### Task details
Repeat each line word for word.
****************
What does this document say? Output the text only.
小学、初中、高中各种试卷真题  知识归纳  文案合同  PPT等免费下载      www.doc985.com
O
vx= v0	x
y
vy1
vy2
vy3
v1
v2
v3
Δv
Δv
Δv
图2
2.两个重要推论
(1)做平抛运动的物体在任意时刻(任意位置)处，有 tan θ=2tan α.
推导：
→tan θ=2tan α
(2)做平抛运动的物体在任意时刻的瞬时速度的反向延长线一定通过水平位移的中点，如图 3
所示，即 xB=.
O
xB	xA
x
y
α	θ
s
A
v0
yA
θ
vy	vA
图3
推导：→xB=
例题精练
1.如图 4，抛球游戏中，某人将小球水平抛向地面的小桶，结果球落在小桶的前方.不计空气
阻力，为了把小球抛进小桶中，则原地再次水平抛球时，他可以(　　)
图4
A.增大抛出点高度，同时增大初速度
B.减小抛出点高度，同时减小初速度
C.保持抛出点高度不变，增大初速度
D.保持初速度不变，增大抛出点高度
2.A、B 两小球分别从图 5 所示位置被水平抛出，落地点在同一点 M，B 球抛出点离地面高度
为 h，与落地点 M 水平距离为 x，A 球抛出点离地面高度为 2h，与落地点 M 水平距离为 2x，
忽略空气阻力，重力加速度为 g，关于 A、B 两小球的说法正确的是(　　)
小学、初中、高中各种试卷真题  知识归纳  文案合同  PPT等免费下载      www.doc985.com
****************
### Result of the exercise
What does this document say? Output the text only.
小学、初中、高中各种试卷真题  知识归纳  文案合同  PPT等免费下载      www.doc985.com
O
vx= v0	x
y
vy1
vy2
vy3
v1
v2
v3
Δv
Δv
Δv
图2
2.两个重要推论
(1)做平抛运动的物体在任意时刻(任意位置)处，有 tan θ=2tan α.
推导：
→tan θ=2tan α
(2)做平抛运动的物体在任意时刻的瞬时速度的反向延长线一定通过水平位移的中点，如图 3
所示，即 xB=.
O
xB	xA
x
y
α	θ
s
A
v0
yA
θ
vy	vA
图3
推导：→xB=
例题精练
1.如图 4，抛球游戏中，某人将小球水平抛向地面的小桶，结果球落在小桶的前方.不计空气
阻力，为了把小球抛进小桶中，则原地再次水平抛球时，他可以(　　)
图4
A.增大抛出点高度，同时增大初速度
B.减小抛出点高度，同时减小初速度
C.保持抛出点高度不变，增大初速度
D.保持初速度不变，增大抛出点高度
2.A、B 两小球分别从图 5 所示位置被水平抛出，落地点在同一点 M，B 球抛出点离地面高度
为 h，与落地点 M 水平距离为 x，A 球抛出点离地面高度为 2h，与落地点 M 水平距离为 2x，
忽略空气阻力，重力加速度为 g，关于 A、B 两小球的说法正确的是(　　)
小学、初中、高中各种试卷真题  知识归纳  文案合同  PPT等免费下载      www.doc985.com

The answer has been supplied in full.